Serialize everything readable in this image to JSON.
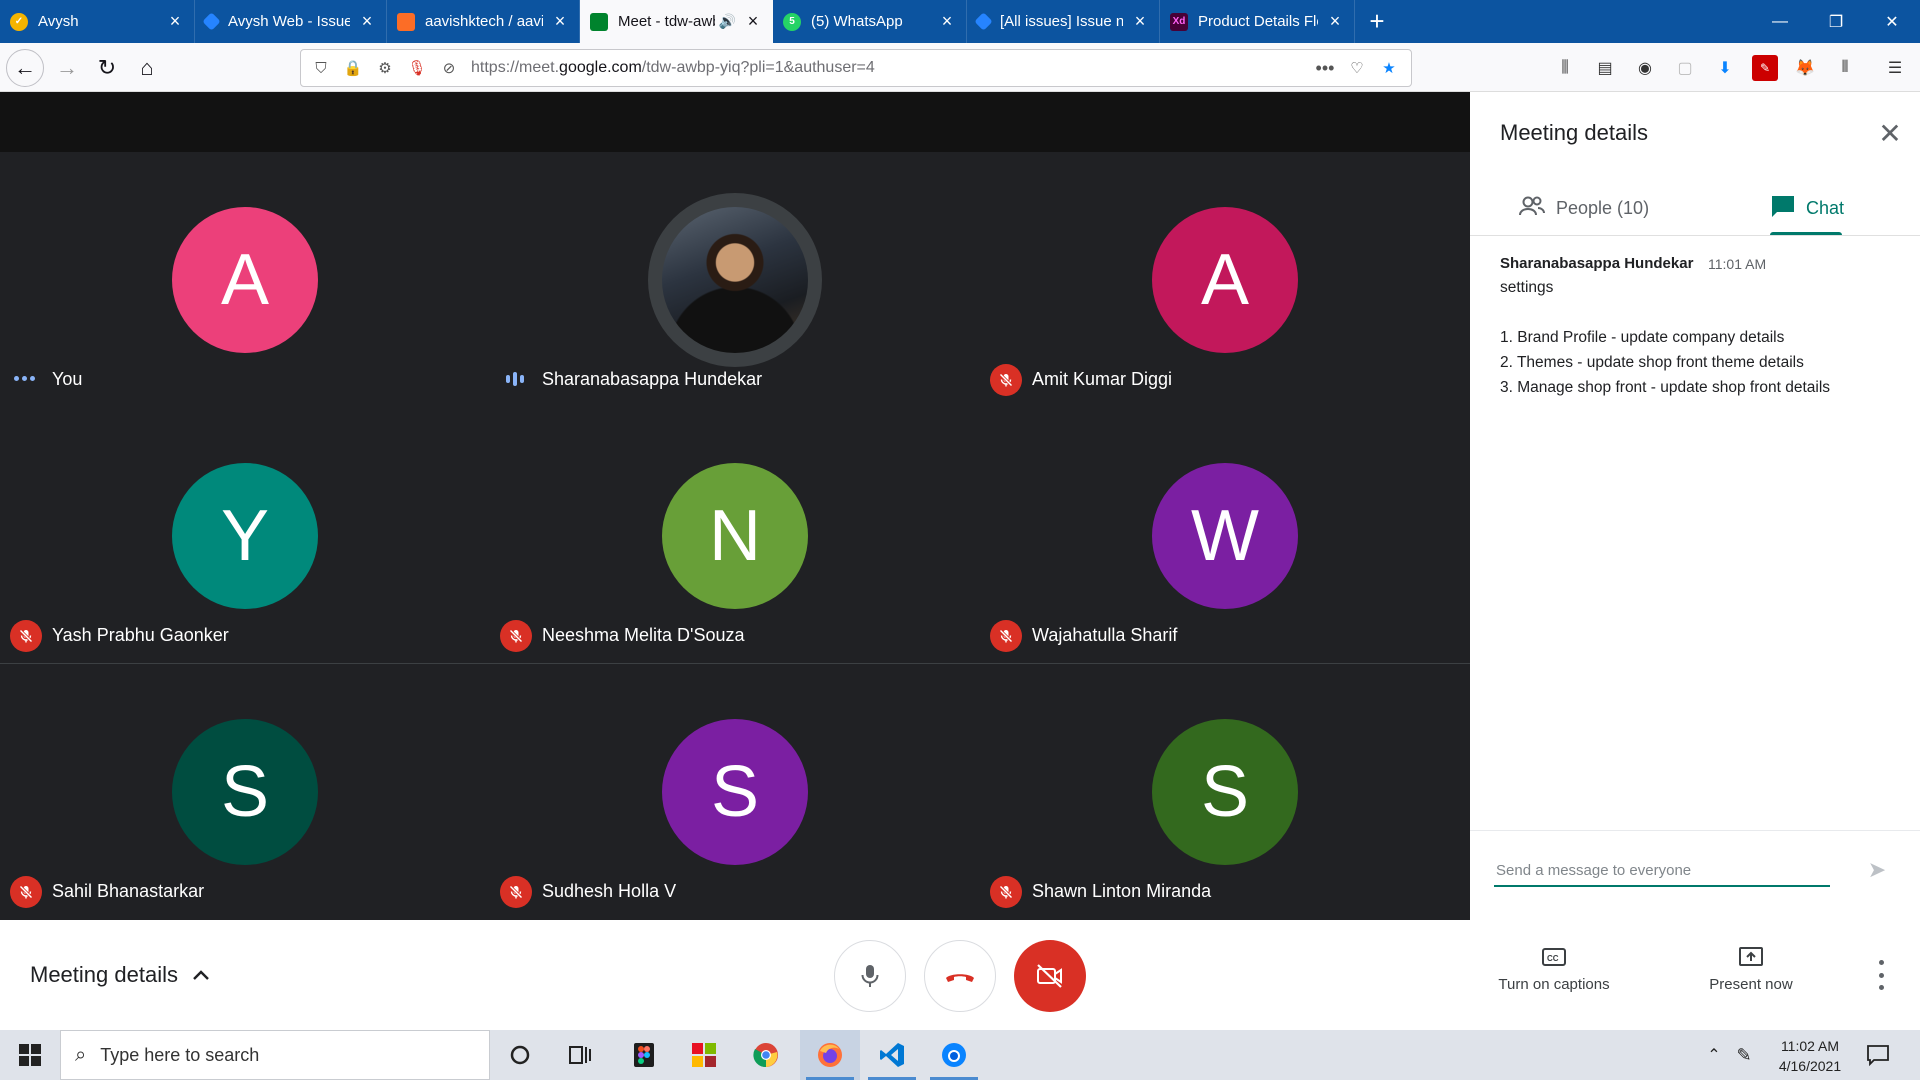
{
  "browser": {
    "tabs": [
      {
        "title": "Avysh",
        "favicon": "avysh-logo-icon",
        "favicon_color": "#f4b400"
      },
      {
        "title": "Avysh Web - Issues - Jira",
        "favicon": "jira-icon",
        "favicon_color": "#2684ff"
      },
      {
        "title": "aavishktech / aavishk-ch",
        "favicon": "gitlab-icon",
        "favicon_color": "#fc6d26"
      },
      {
        "title": "Meet - tdw-awbp-yiq",
        "favicon": "google-meet-icon",
        "favicon_color": "#00832d",
        "active": true,
        "audio": true
      },
      {
        "title": "(5) WhatsApp",
        "favicon": "whatsapp-icon",
        "favicon_color": "#25d366",
        "badge": "5"
      },
      {
        "title": "[All issues] Issue navigat",
        "favicon": "jira-icon",
        "favicon_color": "#2684ff"
      },
      {
        "title": "Product Details Flow",
        "favicon": "adobe-xd-icon",
        "favicon_color": "#470137",
        "favicon_text": "Xd"
      }
    ],
    "url_prefix": "https://meet.",
    "url_domain": "google.com",
    "url_path": "/tdw-awbp-yiq?pli=1&authuser=4"
  },
  "meet": {
    "participants": [
      {
        "initial": "A",
        "name": "You",
        "color": "#ec407a",
        "status": "speaking-dots"
      },
      {
        "initial": "",
        "name": "Sharanabasappa Hundekar",
        "color": "#3c4043",
        "status": "speaking-bars",
        "photo": true
      },
      {
        "initial": "A",
        "name": "Amit Kumar Diggi",
        "color": "#c2185b",
        "status": "muted"
      },
      {
        "initial": "Y",
        "name": "Yash Prabhu Gaonker",
        "color": "#00897b",
        "status": "muted"
      },
      {
        "initial": "N",
        "name": "Neeshma Melita D'Souza",
        "color": "#689f38",
        "status": "muted"
      },
      {
        "initial": "W",
        "name": "Wajahatulla Sharif",
        "color": "#7b1fa2",
        "status": "muted"
      },
      {
        "initial": "S",
        "name": "Sahil Bhanastarkar",
        "color": "#004d40",
        "status": "muted"
      },
      {
        "initial": "S",
        "name": "Sudhesh Holla V",
        "color": "#7b1fa2",
        "status": "muted"
      },
      {
        "initial": "S",
        "name": "Shawn Linton Miranda",
        "color": "#33691e",
        "status": "muted"
      }
    ],
    "panel": {
      "title": "Meeting details",
      "people_tab": "People (10)",
      "chat_tab": "Chat",
      "message": {
        "sender": "Sharanabasappa Hundekar",
        "time": "11:01 AM",
        "lines": [
          "settings",
          "",
          "1. Brand Profile - update company details",
          "2. Themes - update shop front theme details",
          "3. Manage shop front - update shop front details"
        ]
      },
      "composer_placeholder": "Send a message to everyone"
    },
    "controls": {
      "meeting_details_label": "Meeting details",
      "captions_label": "Turn on captions",
      "present_label": "Present now"
    }
  },
  "taskbar": {
    "search_placeholder": "Type here to search",
    "time": "11:02 AM",
    "date": "4/16/2021"
  }
}
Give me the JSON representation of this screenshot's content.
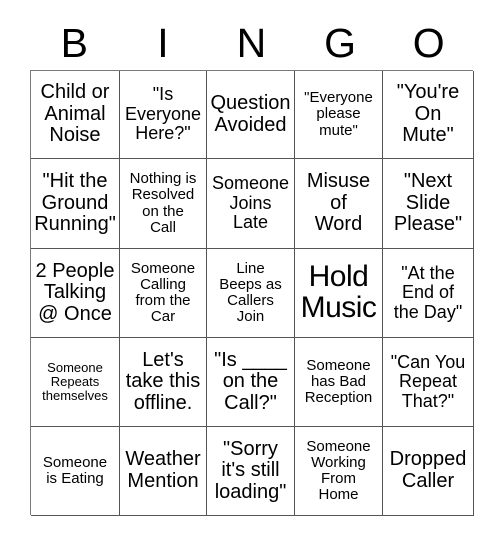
{
  "header": {
    "letters": [
      "B",
      "I",
      "N",
      "G",
      "O"
    ]
  },
  "grid": {
    "rows": [
      [
        {
          "text": "Child or\nAnimal\nNoise",
          "size": "sz-lg"
        },
        {
          "text": "\"Is\nEveryone\nHere?\"",
          "size": "sz-md"
        },
        {
          "text": "Question\nAvoided",
          "size": "sz-lg"
        },
        {
          "text": "\"Everyone\nplease\nmute\"",
          "size": "sz-sm"
        },
        {
          "text": "\"You're\nOn\nMute\"",
          "size": "sz-lg"
        }
      ],
      [
        {
          "text": "\"Hit the\nGround\nRunning\"",
          "size": "sz-lg"
        },
        {
          "text": "Nothing is\nResolved\non the\nCall",
          "size": "sz-sm"
        },
        {
          "text": "Someone\nJoins\nLate",
          "size": "sz-md"
        },
        {
          "text": "Misuse\nof\nWord",
          "size": "sz-lg"
        },
        {
          "text": "\"Next\nSlide\nPlease\"",
          "size": "sz-lg"
        }
      ],
      [
        {
          "text": "2 People\nTalking\n@ Once",
          "size": "sz-lg"
        },
        {
          "text": "Someone\nCalling\nfrom the\nCar",
          "size": "sz-sm"
        },
        {
          "text": "Line\nBeeps as\nCallers\nJoin",
          "size": "sz-sm"
        },
        {
          "text": "Hold\nMusic",
          "size": "sz-xl"
        },
        {
          "text": "\"At the\nEnd of\nthe Day\"",
          "size": "sz-md"
        }
      ],
      [
        {
          "text": "Someone\nRepeats\nthemselves",
          "size": "sz-xs"
        },
        {
          "text": "Let's\ntake this\noffline.",
          "size": "sz-lg"
        },
        {
          "text": "\"Is ____\non the\nCall?\"",
          "size": "sz-lg"
        },
        {
          "text": "Someone\nhas Bad\nReception",
          "size": "sz-sm"
        },
        {
          "text": "\"Can You\nRepeat\nThat?\"",
          "size": "sz-md"
        }
      ],
      [
        {
          "text": "Someone\nis Eating",
          "size": "sz-sm"
        },
        {
          "text": "Weather\nMention",
          "size": "sz-lg"
        },
        {
          "text": "\"Sorry\nit's still\nloading\"",
          "size": "sz-lg"
        },
        {
          "text": "Someone\nWorking\nFrom\nHome",
          "size": "sz-sm"
        },
        {
          "text": "Dropped\nCaller",
          "size": "sz-lg"
        }
      ]
    ]
  }
}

────────────────────

■ REQUIREMENTS:
From the data above, pick out each line containing "name" and copy it.

■ ANSWER BELOW:
        "name": "You",
        "name": "Sharanabasappa Hundekar",
        "name": "Amit Kumar Diggi",
        "name": "Yash Prabhu Gaonker",
        "name": "Neeshma Melita D'Souza",
        "name": "Wajahatulla Sharif",
        "name": "Sahil Bhanastarkar",
        "name": "Sudhesh Holla V",
        "name": "Shawn Linton Miranda",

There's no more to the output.